● Given instruction: Only lines holding the word "with" should be copied from the material.

[Stored items]
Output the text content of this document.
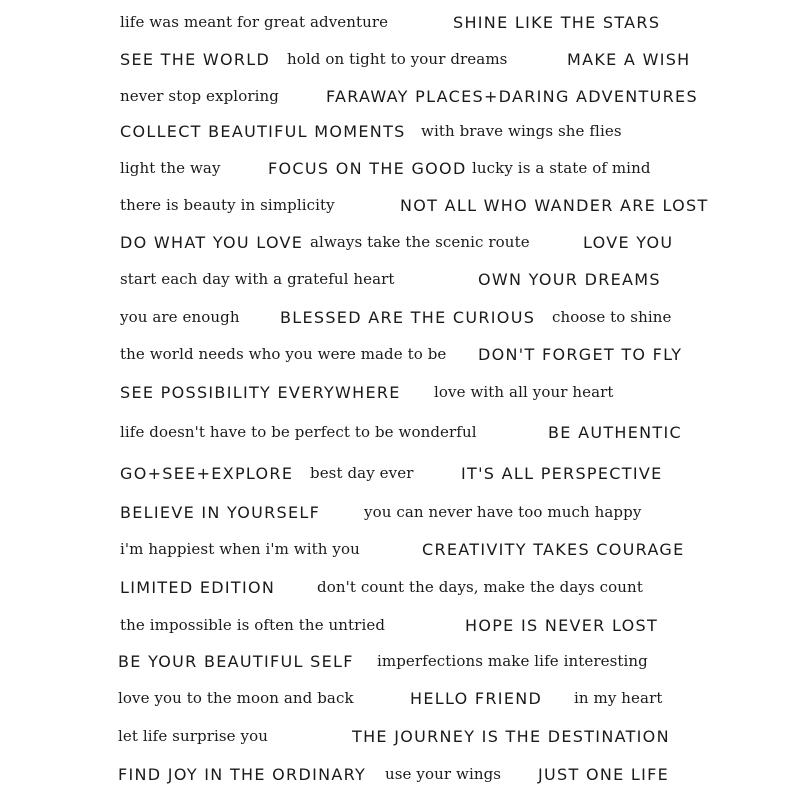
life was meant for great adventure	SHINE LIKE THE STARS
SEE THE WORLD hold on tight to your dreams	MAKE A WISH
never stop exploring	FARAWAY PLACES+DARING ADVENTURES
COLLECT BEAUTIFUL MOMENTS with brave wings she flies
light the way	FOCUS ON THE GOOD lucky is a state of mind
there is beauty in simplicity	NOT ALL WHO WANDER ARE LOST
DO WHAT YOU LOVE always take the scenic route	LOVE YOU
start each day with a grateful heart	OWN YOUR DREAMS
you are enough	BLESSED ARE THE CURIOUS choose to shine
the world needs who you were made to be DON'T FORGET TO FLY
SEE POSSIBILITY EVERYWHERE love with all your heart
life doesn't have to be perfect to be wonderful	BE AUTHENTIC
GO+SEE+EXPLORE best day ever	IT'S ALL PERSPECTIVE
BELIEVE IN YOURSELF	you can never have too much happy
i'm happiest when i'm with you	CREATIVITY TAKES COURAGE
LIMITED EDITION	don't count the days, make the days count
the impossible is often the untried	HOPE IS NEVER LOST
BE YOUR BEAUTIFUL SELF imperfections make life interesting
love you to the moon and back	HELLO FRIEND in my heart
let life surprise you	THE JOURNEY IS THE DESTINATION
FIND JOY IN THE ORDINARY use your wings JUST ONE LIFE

● Exercise answer:
COLLECT BEAUTIFUL MOMENTS with brave wings she flies
start each day with a grateful heart	OWN YOUR DREAMS
SEE POSSIBILITY EVERYWHERE love with all your heart
i'm happiest when i'm with you	CREATIVITY TAKES COURAGE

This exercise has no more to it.